Scan the lines below; pull out those with "Source".

+++

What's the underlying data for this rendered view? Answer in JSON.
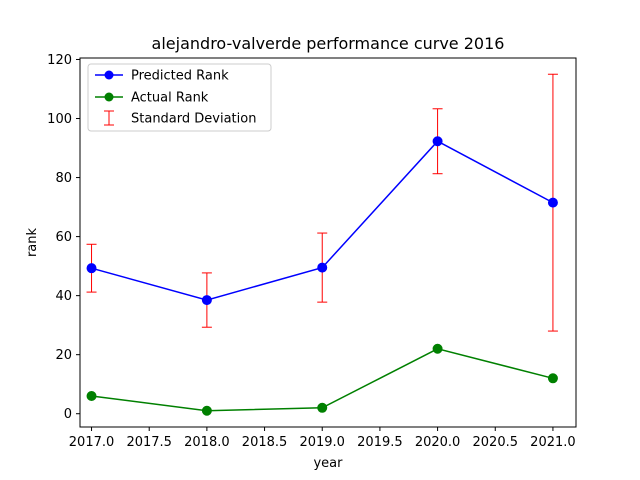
{
  "chart_data": {
    "type": "line",
    "title": "alejandro-valverde performance curve 2016",
    "xlabel": "year",
    "ylabel": "rank",
    "xlim": [
      2016.9,
      2021.2
    ],
    "ylim": [
      -4.5,
      120.5
    ],
    "xticks": [
      "2017.0",
      "2017.5",
      "2018.0",
      "2018.5",
      "2019.0",
      "2019.5",
      "2020.0",
      "2020.5",
      "2021.0"
    ],
    "xtick_values": [
      2017.0,
      2017.5,
      2018.0,
      2018.5,
      2019.0,
      2019.5,
      2020.0,
      2020.5,
      2021.0
    ],
    "yticks": [
      "0",
      "20",
      "40",
      "60",
      "80",
      "100",
      "120"
    ],
    "ytick_values": [
      0,
      20,
      40,
      60,
      80,
      100,
      120
    ],
    "grid": false,
    "legend": {
      "placement": "top-left",
      "entries": [
        "Predicted Rank",
        "Actual Rank",
        "Standard Deviation"
      ]
    },
    "x": [
      2017,
      2018,
      2019,
      2020,
      2021
    ],
    "series": [
      {
        "name": "Predicted Rank",
        "color": "#0000ff",
        "values": [
          49.3,
          38.5,
          49.5,
          92.3,
          71.5
        ]
      },
      {
        "name": "Actual Rank",
        "color": "#008000",
        "values": [
          6,
          1,
          2,
          22,
          12
        ]
      }
    ],
    "error_bars": {
      "name": "Standard Deviation",
      "color": "#ff0000",
      "lower": [
        41.2,
        29.3,
        37.8,
        81.3,
        28.0
      ],
      "upper": [
        57.4,
        47.7,
        61.2,
        103.3,
        115.0
      ]
    }
  }
}
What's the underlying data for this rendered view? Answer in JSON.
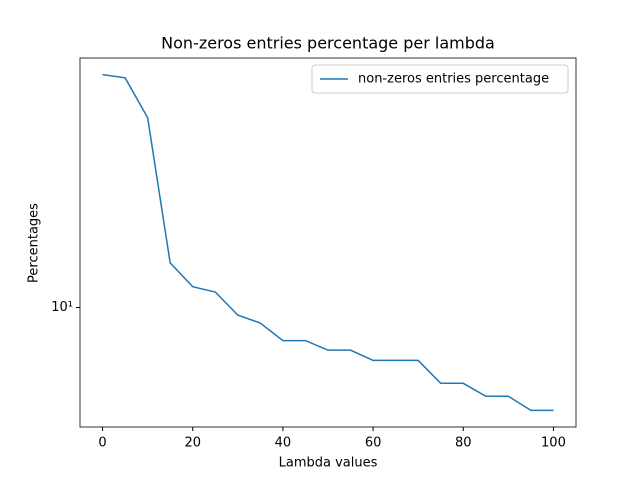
{
  "chart_data": {
    "type": "line",
    "title": "Non-zeros entries percentage per lambda",
    "xlabel": "Lambda values",
    "ylabel": "Percentages",
    "x": [
      0,
      5,
      10,
      15,
      20,
      25,
      30,
      35,
      40,
      45,
      50,
      55,
      60,
      65,
      70,
      75,
      80,
      85,
      90,
      95,
      100
    ],
    "series": [
      {
        "name": "non-zeros entries percentage",
        "color": "#1f77b4",
        "values": [
          48,
          47,
          35.9,
          13.5,
          11.5,
          11.1,
          9.5,
          9.0,
          8.0,
          8.0,
          7.5,
          7.5,
          7.0,
          7.0,
          7.0,
          6.0,
          6.0,
          5.5,
          5.5,
          5.0,
          5.0
        ]
      }
    ],
    "xlim": [
      -5,
      105
    ],
    "xticks": [
      0,
      20,
      40,
      60,
      80,
      100
    ],
    "ylim": [
      4.47,
      53.7
    ],
    "yticks": [
      {
        "value": 10,
        "label": "10¹"
      }
    ],
    "yscale": "log",
    "legend": "upper right"
  }
}
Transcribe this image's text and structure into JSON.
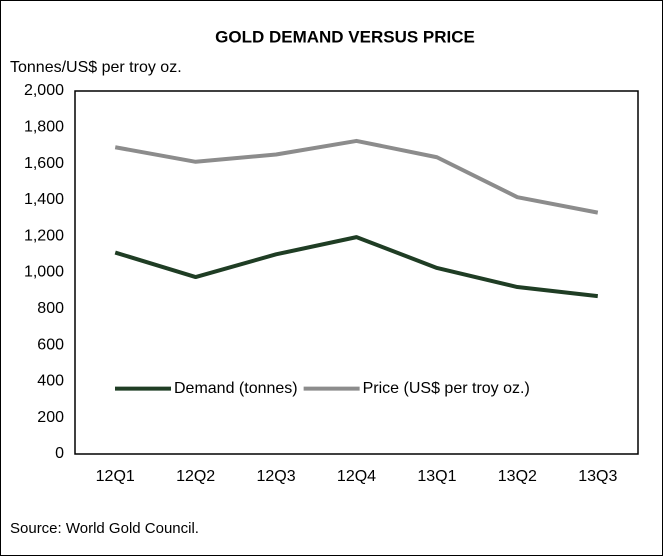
{
  "chart_data": {
    "type": "line",
    "title": "GOLD DEMAND VERSUS PRICE",
    "y_label": "Tonnes/US$ per troy oz.",
    "source": "Source: World Gold Council.",
    "categories": [
      "12Q1",
      "12Q2",
      "12Q3",
      "12Q4",
      "13Q1",
      "13Q2",
      "13Q3"
    ],
    "series": [
      {
        "name": "Demand (tonnes)",
        "color": "#1f3d24",
        "values": [
          1110,
          975,
          1100,
          1195,
          1025,
          920,
          870
        ]
      },
      {
        "name": "Price (US$ per troy oz.)",
        "color": "#8c8c8c",
        "values": [
          1690,
          1610,
          1650,
          1725,
          1635,
          1415,
          1330
        ]
      }
    ],
    "ylim": [
      0,
      2000
    ],
    "yticks": [
      0,
      200,
      400,
      600,
      800,
      {
        "value": 1000,
        "label": "1,000"
      },
      {
        "value": 1200,
        "label": "1,200"
      },
      {
        "value": 1400,
        "label": "1,400"
      },
      {
        "value": 1600,
        "label": "1,600"
      },
      {
        "value": 1800,
        "label": "1,800"
      },
      {
        "value": 2000,
        "label": "2,000"
      }
    ],
    "grid": false,
    "legend": "lower left"
  }
}
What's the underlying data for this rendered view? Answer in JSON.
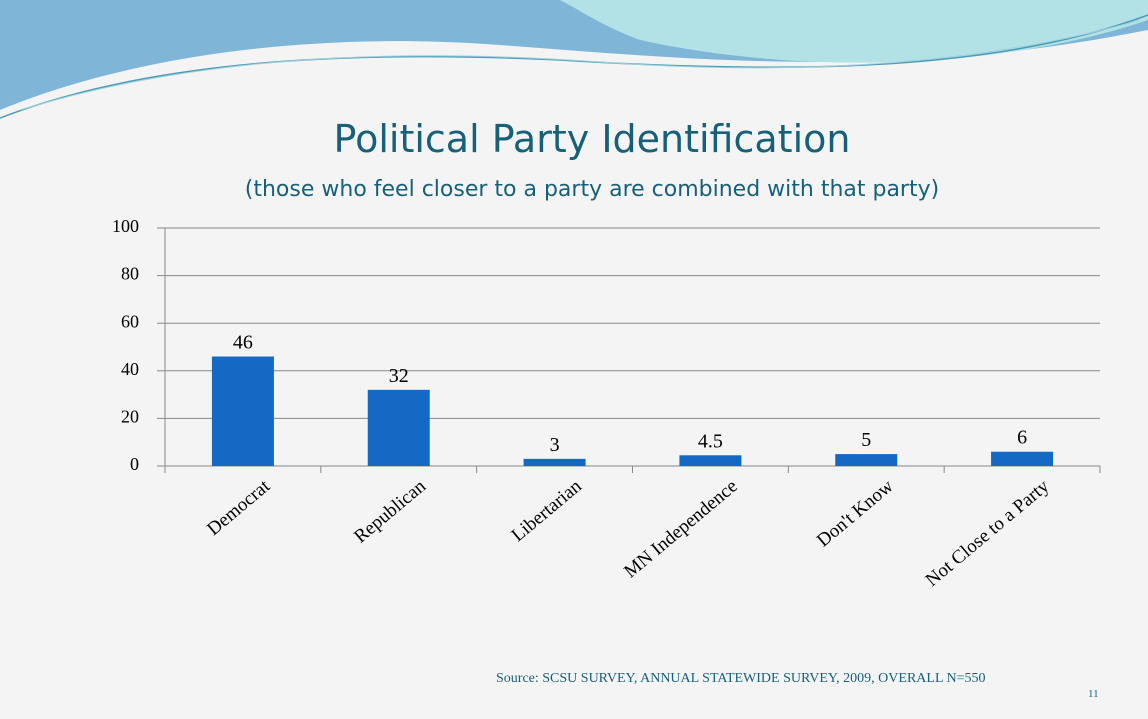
{
  "chart_data": {
    "type": "bar",
    "title": "Political Party Identification",
    "subtitle": "(those who feel closer to a party are combined with that party)",
    "categories": [
      "Democrat",
      "Republican",
      "Libertarian",
      "MN Independence",
      "Don't Know",
      "Not Close to a Party"
    ],
    "values": [
      46,
      32,
      3,
      4.5,
      5,
      6
    ],
    "color": "#1469c4",
    "ylim": [
      0,
      100
    ],
    "yticks": [
      0,
      20,
      40,
      60,
      80,
      100
    ],
    "grid": true
  },
  "source": "Source: SCSU SURVEY, ANNUAL STATEWIDE SURVEY, 2009, OVERALL N=550",
  "page_number": "11"
}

+++

■ Completed task ■
    "source": "Source: World Gold Council.",
  "source": "Source: SCSU SURVEY, ANNUAL STATEWIDE SURVEY, 2009, OVERALL N=550",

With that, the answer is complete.